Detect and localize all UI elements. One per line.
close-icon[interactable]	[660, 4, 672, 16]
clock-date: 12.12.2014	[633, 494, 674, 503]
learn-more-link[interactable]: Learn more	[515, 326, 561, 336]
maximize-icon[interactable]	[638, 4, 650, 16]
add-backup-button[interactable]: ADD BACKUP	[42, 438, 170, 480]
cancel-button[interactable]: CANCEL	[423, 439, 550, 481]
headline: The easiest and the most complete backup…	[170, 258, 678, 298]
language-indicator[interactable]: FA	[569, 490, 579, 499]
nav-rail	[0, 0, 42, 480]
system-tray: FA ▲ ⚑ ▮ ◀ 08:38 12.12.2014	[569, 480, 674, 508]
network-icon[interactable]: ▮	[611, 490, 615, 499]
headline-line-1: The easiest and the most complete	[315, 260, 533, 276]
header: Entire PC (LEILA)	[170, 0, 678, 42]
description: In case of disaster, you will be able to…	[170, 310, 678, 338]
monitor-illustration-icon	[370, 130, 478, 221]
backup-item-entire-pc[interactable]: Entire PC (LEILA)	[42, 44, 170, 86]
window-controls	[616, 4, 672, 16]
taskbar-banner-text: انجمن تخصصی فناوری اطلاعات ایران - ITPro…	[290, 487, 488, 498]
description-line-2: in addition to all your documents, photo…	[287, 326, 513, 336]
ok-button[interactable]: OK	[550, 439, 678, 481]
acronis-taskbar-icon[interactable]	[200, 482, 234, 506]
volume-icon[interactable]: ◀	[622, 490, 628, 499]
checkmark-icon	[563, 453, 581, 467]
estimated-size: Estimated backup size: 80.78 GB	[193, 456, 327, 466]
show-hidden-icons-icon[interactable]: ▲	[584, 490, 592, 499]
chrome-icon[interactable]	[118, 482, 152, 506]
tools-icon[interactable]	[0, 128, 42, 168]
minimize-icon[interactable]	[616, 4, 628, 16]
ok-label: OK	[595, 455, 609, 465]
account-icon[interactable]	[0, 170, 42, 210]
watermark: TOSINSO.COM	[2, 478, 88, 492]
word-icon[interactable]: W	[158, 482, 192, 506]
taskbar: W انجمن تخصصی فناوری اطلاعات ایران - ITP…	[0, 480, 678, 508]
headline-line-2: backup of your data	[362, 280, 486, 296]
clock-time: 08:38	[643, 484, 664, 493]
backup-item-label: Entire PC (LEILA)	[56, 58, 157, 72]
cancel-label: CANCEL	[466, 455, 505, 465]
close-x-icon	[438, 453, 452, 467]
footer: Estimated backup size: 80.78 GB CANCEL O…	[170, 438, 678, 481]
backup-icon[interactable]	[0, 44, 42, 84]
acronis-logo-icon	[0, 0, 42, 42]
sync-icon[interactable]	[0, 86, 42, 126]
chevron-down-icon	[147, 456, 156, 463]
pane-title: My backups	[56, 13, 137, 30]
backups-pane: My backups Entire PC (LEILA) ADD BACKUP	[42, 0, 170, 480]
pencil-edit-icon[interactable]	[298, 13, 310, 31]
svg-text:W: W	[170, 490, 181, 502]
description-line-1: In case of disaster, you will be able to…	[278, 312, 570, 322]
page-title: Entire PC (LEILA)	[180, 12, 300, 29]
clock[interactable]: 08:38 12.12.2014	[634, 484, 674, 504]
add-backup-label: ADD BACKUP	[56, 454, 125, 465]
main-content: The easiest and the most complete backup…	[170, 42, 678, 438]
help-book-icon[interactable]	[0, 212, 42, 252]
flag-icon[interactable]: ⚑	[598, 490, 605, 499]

◇ ◇ ◇ ◇ ◇ ◇ ◇

_Task_
Please reproduce the data verbatim, beginning at its first line and stopping after the line that contains "439, 678, 481]".

_The solution_
Detect and localize all UI elements. One per line.
close-icon[interactable]	[660, 4, 672, 16]
clock-date: 12.12.2014	[633, 494, 674, 503]
learn-more-link[interactable]: Learn more	[515, 326, 561, 336]
maximize-icon[interactable]	[638, 4, 650, 16]
add-backup-button[interactable]: ADD BACKUP	[42, 438, 170, 480]
cancel-button[interactable]: CANCEL	[423, 439, 550, 481]
headline: The easiest and the most complete backup…	[170, 258, 678, 298]
language-indicator[interactable]: FA	[569, 490, 579, 499]
nav-rail	[0, 0, 42, 480]
system-tray: FA ▲ ⚑ ▮ ◀ 08:38 12.12.2014	[569, 480, 674, 508]
network-icon[interactable]: ▮	[611, 490, 615, 499]
headline-line-1: The easiest and the most complete	[315, 260, 533, 276]
header: Entire PC (LEILA)	[170, 0, 678, 42]
description: In case of disaster, you will be able to…	[170, 310, 678, 338]
monitor-illustration-icon	[370, 130, 478, 221]
backup-item-entire-pc[interactable]: Entire PC (LEILA)	[42, 44, 170, 86]
window-controls	[616, 4, 672, 16]
taskbar-banner-text: انجمن تخصصی فناوری اطلاعات ایران - ITPro…	[290, 487, 488, 498]
description-line-2: in addition to all your documents, photo…	[287, 326, 513, 336]
ok-button[interactable]: OK	[550, 439, 678, 481]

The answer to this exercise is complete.